## WHAT TO WORK ON
Find every line in the records below that holds the word "fluid", and copy it out.
─── ENTRIES
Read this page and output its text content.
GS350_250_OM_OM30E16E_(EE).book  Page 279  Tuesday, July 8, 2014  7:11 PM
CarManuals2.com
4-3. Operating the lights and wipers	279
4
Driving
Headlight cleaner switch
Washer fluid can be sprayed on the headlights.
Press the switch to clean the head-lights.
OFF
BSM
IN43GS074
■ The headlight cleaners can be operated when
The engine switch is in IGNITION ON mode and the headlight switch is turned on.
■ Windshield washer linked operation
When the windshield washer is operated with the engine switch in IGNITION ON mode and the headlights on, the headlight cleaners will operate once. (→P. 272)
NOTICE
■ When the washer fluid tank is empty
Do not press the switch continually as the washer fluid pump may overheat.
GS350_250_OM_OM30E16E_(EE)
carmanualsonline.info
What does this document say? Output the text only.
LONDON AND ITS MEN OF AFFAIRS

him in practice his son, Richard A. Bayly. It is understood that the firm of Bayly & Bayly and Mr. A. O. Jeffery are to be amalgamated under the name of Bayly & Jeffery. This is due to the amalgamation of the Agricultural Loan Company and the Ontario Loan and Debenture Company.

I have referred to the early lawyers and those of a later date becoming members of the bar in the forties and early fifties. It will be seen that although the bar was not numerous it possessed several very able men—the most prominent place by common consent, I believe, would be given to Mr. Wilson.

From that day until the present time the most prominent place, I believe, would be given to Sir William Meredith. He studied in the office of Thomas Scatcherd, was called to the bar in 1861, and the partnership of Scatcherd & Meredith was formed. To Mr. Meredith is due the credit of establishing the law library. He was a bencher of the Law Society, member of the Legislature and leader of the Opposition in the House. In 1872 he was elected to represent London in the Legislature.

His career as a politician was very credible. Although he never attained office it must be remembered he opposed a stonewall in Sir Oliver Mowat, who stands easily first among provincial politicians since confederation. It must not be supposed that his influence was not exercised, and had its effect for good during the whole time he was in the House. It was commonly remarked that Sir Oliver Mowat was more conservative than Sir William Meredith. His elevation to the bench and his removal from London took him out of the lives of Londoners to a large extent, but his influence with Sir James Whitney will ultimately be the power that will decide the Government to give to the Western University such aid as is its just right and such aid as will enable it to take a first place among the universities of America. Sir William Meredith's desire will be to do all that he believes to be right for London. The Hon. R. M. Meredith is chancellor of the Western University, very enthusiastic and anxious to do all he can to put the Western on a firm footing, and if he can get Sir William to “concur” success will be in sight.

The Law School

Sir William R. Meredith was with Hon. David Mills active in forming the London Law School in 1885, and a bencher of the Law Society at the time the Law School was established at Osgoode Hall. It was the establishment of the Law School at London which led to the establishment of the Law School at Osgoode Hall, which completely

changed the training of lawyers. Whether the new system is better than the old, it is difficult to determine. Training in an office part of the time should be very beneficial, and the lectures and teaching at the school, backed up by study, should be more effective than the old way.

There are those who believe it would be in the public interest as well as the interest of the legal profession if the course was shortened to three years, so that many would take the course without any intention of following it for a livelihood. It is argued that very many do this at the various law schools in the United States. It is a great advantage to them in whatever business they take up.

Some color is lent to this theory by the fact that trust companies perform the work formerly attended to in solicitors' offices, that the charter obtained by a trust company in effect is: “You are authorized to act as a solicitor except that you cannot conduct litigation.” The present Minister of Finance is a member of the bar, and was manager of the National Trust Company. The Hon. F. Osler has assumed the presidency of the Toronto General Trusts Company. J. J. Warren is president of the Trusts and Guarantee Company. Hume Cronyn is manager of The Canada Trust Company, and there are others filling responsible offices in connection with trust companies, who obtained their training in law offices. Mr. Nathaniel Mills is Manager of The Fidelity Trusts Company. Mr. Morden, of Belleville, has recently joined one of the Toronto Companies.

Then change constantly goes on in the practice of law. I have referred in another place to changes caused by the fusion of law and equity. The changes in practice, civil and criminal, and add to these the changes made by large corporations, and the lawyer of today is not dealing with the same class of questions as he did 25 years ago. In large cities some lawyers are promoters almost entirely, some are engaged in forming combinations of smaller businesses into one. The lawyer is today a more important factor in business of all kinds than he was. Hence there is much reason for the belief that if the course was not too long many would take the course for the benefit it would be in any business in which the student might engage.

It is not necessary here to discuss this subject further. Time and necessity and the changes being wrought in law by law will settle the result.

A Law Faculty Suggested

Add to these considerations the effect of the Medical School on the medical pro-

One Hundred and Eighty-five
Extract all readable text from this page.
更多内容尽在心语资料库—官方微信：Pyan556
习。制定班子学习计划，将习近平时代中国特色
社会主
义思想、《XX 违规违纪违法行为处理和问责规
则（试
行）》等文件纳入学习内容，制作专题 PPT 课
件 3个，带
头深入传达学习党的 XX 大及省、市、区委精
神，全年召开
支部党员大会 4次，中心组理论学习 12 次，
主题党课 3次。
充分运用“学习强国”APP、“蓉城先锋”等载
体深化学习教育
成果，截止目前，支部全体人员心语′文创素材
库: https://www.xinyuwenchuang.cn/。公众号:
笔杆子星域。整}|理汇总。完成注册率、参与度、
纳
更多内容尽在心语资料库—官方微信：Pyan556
──────
## SOLUTION TO THIS TASK
Washer fluid can be sprayed on the headlights.
■ When the washer fluid tank is empty
Do not press the switch continually as the washer fluid pump may overheat.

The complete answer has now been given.